- Exercice court 1 -
Mettez sous forme de liste numérotée la partie des enregistrements qui s'ouvre sur leur première ligne et se ferme sur la ligne contenant « cell-farmer: भाईराम अकौलिया », ces deux lignes comprises. Omettez les lignes vides et ne reprenez rien d'autre.

D’une façon plus profonde, le courage c’est bien plus, c’est tout. C’est de se connaître et de s’affirmer, d’être quelque chose et quelqu’un en dépit de tous les obstacles et de toutes les menaces (…).
Que serait-ce qu’un citoyen qui ne serait qu’une pensée ? Qui ne serait pas un corps incarnant cette pensée et répondant d’elle, un corps prêt à être blessé ou tué pour elle ? (…). L’État ne peut vivre et se renouveler que par l’insurrection, la révolution, la guerre intérieure.
Et l’Espèce a besoin de cette insécurité dans l’État (…).
La jeunesse voyant l’esprit de paix tuer l’esprit de révolution, a restauré l’esprit de guerre pour sauver cet esprit de révolution dont il est inhérent.
Mais c’est ici que nous, Français, qui n’avons point été mêlés à toute cette aventure (bien que nous l’ayons pressentie dans le syndicalisme révolutionnaire d’avant-guerre, et que nous ayons produit Proudhon, Blanqui et Sorel, apôtres de diverses manières de la révolution guerrière), nous devons ouvrir l’oeil et profiter de notre distance.
Nous devons admirer ce beau sursaut de la jeunesse d’ailleurs. Mais puisque nous sommes voués à la sagesse plutôt qu’à l’audace, profitons-en.
Puisque nous sommes amenés les derniers à une certaine action, tâchons d’en prendre les avantages sans en adopter les inconvénients (…).
Mais elle [la jeunesse européenne] s’est jetée dans l’excès contraire. Elle a restauré pêle-mêle la guerre avec la révolution. La jeunesse de l’Europe centrale et orientale, pour sauver la révolution, a admis la guerre.
Elle a réagi, elle s’est montrée réactionnaire, en plein (…).
La révolution fasciste, qui a peut-être compris la solution propre à l’esprit européen du problème social, n’a pas compris le problème de la guerre. Elle n’a pu faire la dissociation d’idées, nécessaire aujourd’hui pour le salut de l’Espèce, entre la guerre moderne et la guerre éternelles, entre la guerre et l’esprit de guerre (…).
Dans le bellicisme des fascistes, il y a un effort beaucoup plus qu’un abandon, un effort qui se crispe, qui s’exagère.
Dans le fascisme, la crispation est de trop et signale une erreur.
Le fascisme demande trop à l’homme ; en même temps qu’il lui redonne la vie, l’orgueil de sa jeunesse, il le prépare à une mort hideuse et stérile.
Notre effort, pour être plus mesuré, pourrait être plus heureux. En analysant notre but mieux que les autres, nous pourrions nous façonner à une tension plus saine et peut-être plus durable.

- Données fournies -

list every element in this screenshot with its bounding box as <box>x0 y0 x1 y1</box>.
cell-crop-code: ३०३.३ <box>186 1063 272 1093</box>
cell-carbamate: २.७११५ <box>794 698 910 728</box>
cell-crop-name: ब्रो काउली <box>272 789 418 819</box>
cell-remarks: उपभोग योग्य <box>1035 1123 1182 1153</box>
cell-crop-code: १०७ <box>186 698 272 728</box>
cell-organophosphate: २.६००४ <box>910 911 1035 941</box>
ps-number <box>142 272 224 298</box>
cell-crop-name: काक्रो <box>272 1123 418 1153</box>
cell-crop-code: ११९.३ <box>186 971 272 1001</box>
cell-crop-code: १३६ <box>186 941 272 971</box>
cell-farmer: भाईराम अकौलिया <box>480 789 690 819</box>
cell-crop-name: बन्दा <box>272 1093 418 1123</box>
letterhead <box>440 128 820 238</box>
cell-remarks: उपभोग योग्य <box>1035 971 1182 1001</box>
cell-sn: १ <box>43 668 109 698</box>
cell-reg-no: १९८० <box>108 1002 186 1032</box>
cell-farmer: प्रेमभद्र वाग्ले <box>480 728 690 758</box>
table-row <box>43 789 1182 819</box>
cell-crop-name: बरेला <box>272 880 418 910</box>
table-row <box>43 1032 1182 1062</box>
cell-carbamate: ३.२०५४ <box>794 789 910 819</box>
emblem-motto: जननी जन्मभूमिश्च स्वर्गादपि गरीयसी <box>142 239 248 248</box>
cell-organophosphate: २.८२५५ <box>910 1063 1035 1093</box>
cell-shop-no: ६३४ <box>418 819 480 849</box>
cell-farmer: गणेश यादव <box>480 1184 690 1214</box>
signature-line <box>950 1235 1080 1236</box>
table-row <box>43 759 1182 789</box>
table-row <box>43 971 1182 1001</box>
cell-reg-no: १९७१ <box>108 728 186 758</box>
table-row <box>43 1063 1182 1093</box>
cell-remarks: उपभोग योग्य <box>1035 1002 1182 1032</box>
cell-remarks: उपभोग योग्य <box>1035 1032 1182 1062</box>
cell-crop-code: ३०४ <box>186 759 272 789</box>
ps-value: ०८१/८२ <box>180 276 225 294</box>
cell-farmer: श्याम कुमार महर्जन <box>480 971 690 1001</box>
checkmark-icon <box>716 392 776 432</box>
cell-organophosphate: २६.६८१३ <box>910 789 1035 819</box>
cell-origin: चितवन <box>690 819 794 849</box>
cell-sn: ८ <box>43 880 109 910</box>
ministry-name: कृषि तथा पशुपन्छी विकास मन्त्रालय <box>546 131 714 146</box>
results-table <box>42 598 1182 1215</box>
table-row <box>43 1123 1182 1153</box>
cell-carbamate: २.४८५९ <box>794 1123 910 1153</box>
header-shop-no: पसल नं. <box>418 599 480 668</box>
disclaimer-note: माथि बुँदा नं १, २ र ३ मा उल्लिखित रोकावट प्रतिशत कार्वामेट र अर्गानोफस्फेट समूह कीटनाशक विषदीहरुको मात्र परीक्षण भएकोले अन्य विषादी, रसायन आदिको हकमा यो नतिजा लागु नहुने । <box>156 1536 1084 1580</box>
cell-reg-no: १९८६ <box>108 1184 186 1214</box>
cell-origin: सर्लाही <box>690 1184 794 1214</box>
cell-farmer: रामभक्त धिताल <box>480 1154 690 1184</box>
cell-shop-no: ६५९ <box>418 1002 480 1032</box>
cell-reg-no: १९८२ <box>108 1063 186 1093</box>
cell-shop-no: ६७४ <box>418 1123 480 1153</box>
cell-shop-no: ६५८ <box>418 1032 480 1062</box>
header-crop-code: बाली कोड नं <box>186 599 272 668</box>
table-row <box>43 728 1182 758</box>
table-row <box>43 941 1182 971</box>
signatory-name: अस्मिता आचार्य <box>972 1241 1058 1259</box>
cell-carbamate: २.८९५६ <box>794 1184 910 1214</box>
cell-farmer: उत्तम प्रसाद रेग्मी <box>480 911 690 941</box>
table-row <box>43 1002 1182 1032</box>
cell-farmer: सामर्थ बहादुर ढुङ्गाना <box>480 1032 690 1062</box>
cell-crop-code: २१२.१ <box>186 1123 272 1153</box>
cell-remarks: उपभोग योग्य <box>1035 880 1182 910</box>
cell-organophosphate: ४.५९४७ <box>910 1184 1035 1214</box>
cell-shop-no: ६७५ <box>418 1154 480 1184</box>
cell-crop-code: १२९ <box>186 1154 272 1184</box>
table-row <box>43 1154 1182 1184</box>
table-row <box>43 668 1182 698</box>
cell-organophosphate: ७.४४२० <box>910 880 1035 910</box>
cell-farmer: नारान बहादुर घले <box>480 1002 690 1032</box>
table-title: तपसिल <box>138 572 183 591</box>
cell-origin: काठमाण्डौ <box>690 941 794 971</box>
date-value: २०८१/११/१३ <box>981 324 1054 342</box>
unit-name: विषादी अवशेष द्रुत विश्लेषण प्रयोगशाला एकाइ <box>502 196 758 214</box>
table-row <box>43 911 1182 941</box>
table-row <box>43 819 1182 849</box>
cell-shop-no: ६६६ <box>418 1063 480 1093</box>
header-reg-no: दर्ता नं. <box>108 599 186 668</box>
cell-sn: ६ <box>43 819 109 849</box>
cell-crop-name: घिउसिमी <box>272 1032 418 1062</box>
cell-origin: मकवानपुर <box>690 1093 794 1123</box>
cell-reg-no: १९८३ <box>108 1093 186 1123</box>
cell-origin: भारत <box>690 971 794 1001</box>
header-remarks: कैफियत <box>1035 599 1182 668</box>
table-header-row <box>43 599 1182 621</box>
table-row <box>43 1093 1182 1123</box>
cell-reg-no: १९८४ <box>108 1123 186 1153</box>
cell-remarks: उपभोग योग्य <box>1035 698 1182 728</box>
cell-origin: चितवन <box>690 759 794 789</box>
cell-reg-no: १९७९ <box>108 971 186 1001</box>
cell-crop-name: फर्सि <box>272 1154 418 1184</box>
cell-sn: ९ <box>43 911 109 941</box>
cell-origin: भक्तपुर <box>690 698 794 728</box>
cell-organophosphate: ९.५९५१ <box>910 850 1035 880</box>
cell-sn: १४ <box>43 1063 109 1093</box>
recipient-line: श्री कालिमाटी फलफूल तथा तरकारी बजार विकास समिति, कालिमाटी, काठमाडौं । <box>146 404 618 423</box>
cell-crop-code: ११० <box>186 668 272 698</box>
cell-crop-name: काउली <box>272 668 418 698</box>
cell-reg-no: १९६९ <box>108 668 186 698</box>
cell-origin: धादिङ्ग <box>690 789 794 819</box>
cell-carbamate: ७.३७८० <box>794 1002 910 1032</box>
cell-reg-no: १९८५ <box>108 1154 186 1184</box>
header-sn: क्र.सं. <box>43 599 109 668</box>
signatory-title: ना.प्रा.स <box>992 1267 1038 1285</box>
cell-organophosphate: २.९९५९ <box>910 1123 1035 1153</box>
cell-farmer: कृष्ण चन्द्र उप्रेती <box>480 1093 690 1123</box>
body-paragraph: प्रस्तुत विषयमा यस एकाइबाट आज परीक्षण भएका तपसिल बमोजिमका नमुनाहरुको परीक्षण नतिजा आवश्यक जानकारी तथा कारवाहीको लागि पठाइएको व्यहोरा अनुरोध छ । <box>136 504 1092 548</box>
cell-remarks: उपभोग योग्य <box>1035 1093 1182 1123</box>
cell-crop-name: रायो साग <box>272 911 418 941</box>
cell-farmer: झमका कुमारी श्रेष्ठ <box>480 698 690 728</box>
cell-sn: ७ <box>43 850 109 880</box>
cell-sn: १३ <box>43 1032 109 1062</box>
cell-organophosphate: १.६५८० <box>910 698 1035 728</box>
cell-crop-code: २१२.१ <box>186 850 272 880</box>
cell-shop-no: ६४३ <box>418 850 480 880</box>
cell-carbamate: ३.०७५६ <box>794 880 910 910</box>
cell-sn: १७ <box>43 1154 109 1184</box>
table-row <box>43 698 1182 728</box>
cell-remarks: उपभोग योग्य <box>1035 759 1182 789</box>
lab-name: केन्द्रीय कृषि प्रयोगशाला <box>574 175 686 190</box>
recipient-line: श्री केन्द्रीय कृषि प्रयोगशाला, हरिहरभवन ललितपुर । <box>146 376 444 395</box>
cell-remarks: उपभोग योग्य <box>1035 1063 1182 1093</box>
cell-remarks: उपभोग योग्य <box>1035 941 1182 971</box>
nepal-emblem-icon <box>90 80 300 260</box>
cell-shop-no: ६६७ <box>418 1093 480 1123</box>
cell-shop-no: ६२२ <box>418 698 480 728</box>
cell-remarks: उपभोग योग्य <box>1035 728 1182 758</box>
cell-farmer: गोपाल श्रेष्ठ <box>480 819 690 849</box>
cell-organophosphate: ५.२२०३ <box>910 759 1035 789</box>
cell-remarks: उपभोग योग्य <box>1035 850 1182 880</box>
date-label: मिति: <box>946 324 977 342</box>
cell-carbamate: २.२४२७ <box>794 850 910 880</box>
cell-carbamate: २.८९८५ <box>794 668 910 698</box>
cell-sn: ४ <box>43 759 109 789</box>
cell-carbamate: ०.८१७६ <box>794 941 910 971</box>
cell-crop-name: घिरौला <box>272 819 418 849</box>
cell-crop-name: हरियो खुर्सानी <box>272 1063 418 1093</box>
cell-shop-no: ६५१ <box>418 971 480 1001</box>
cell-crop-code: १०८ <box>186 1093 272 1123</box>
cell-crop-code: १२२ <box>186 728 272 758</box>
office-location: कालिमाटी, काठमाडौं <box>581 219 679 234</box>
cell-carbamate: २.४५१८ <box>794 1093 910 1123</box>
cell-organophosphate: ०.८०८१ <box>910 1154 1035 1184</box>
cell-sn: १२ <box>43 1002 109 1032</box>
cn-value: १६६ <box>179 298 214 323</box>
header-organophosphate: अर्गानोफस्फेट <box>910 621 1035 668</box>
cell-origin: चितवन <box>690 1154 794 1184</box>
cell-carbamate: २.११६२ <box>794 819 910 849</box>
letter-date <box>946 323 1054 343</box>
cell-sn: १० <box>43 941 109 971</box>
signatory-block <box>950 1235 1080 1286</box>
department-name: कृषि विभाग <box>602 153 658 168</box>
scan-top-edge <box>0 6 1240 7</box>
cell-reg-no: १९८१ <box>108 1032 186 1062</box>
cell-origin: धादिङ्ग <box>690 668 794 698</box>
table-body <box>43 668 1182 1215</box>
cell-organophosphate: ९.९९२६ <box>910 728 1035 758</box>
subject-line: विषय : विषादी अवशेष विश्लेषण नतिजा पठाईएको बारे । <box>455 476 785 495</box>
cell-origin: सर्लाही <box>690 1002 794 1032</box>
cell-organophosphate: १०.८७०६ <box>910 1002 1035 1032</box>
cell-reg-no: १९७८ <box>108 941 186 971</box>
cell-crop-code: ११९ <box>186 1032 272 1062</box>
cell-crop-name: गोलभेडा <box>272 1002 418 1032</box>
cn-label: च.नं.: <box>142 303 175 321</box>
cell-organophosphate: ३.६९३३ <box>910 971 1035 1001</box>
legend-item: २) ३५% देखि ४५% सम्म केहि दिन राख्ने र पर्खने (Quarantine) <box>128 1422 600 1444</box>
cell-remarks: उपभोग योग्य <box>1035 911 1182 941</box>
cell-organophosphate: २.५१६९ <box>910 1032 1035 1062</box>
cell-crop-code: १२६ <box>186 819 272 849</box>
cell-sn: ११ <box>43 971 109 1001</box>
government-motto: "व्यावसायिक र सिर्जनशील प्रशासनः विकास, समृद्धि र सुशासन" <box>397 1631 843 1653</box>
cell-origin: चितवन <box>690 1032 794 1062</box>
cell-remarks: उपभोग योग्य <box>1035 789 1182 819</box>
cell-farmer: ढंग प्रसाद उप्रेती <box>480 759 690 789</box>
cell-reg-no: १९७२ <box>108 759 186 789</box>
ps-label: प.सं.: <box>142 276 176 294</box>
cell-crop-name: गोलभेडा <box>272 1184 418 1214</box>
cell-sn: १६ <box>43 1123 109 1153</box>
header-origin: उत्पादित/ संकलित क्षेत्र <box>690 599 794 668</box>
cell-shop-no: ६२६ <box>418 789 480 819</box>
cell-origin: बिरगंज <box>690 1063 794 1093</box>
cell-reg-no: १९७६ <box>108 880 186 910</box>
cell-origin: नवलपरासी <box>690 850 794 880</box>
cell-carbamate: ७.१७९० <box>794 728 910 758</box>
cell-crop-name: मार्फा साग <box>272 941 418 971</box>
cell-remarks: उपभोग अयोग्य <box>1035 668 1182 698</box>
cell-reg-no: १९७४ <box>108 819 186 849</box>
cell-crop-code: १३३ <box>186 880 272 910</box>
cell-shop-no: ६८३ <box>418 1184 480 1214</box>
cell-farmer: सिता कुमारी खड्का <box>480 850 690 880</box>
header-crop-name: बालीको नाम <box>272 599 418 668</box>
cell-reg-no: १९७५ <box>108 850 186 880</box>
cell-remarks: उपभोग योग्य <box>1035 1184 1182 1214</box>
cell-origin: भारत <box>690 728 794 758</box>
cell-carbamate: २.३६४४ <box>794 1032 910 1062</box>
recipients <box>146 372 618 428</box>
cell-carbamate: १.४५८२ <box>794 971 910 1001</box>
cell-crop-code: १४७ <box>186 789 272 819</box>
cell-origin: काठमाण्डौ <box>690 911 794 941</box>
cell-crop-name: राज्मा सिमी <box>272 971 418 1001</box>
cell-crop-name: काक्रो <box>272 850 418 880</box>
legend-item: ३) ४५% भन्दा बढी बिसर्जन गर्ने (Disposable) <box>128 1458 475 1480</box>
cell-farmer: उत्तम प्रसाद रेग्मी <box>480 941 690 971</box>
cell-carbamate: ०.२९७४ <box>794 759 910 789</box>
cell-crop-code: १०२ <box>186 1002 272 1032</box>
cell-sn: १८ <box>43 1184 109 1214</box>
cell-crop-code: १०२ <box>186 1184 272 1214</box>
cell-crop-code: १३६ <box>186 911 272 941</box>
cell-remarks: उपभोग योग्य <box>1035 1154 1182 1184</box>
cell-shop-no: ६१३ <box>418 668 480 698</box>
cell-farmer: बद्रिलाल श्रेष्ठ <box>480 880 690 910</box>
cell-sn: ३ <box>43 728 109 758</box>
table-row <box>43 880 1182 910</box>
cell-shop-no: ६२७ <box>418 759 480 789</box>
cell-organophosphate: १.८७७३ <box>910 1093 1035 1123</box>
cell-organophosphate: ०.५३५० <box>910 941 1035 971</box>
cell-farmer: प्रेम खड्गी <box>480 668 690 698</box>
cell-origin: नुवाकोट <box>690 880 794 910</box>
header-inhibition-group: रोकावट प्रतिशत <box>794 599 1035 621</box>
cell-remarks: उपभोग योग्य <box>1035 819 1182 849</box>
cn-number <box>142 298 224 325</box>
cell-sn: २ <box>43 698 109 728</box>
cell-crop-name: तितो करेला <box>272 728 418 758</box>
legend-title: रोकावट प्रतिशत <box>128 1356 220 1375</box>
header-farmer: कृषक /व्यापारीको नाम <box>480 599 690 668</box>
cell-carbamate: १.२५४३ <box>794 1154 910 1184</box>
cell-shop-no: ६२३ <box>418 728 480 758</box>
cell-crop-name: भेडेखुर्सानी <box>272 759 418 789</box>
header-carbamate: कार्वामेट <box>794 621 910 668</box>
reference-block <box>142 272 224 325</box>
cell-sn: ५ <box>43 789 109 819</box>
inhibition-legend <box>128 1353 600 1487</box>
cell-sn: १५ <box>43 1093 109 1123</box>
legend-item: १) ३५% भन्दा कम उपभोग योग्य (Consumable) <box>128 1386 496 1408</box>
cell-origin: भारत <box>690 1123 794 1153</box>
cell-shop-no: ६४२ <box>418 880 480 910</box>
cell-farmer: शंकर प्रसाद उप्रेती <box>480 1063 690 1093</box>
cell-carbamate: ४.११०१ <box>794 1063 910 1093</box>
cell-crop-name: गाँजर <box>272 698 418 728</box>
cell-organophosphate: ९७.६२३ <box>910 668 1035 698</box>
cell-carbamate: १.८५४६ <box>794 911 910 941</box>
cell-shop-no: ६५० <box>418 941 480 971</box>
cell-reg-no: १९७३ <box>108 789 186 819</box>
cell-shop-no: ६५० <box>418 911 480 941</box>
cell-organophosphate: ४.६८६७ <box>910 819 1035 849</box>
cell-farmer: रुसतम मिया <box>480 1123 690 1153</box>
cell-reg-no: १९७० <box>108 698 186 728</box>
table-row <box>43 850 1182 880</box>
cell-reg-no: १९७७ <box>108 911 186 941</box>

- Exercice court 2 -
Recopiez à l'identique, s'il vous plaît, la partie du texte source qui s'ouvre sur les mots « Mais elle [la » et se ferme sur « de guerre (…). ».

- Résultat correct 1 -
1. list every element in this screenshot with its bounding box as <box>x0 y0 x1 y1</box>.
2. cell-crop-code: ३०३.३ <box>186 1063 272 1093</box>
3. cell-carbamate: २.७११५ <box>794 698 910 728</box>
4. cell-crop-name: ब्रो काउली <box>272 789 418 819</box>
5. cell-remarks: उपभोग योग्य <box>1035 1123 1182 1153</box>
6. cell-crop-code: १०७ <box>186 698 272 728</box>
7. cell-organophosphate: २.६००४ <box>910 911 1035 941</box>
8. ps-number <box>142 272 224 298</box>
9. cell-crop-name: काक्रो <box>272 1123 418 1153</box>
10. cell-crop-code: ११९.३ <box>186 971 272 1001</box>
11. cell-crop-code: १३६ <box>186 941 272 971</box>
12. cell-farmer: भाईराम अकौलिया <box>480 789 690 819</box>

- Résultat correct 2 -
Mais elle [la jeunesse européenne] s’est jetée dans l’excès contraire. Elle a restauré pêle-mêle la guerre avec la révolution. La jeunesse de l’Europe centrale et orientale, pour sauver la révolution, a admis la guerre.
Elle a réagi, elle s’est montrée réactionnaire, en plein (…).
La révolution fasciste, qui a peut-être compris la solution propre à l’esprit européen du problème social, n’a pas compris le problème de la guerre. Elle n’a pu faire la dissociation d’idées, nécessaire aujourd’hui pour le salut de l’Espèce, entre la guerre moderne et la guerre éternelles, entre la guerre et l’esprit de guerre (…).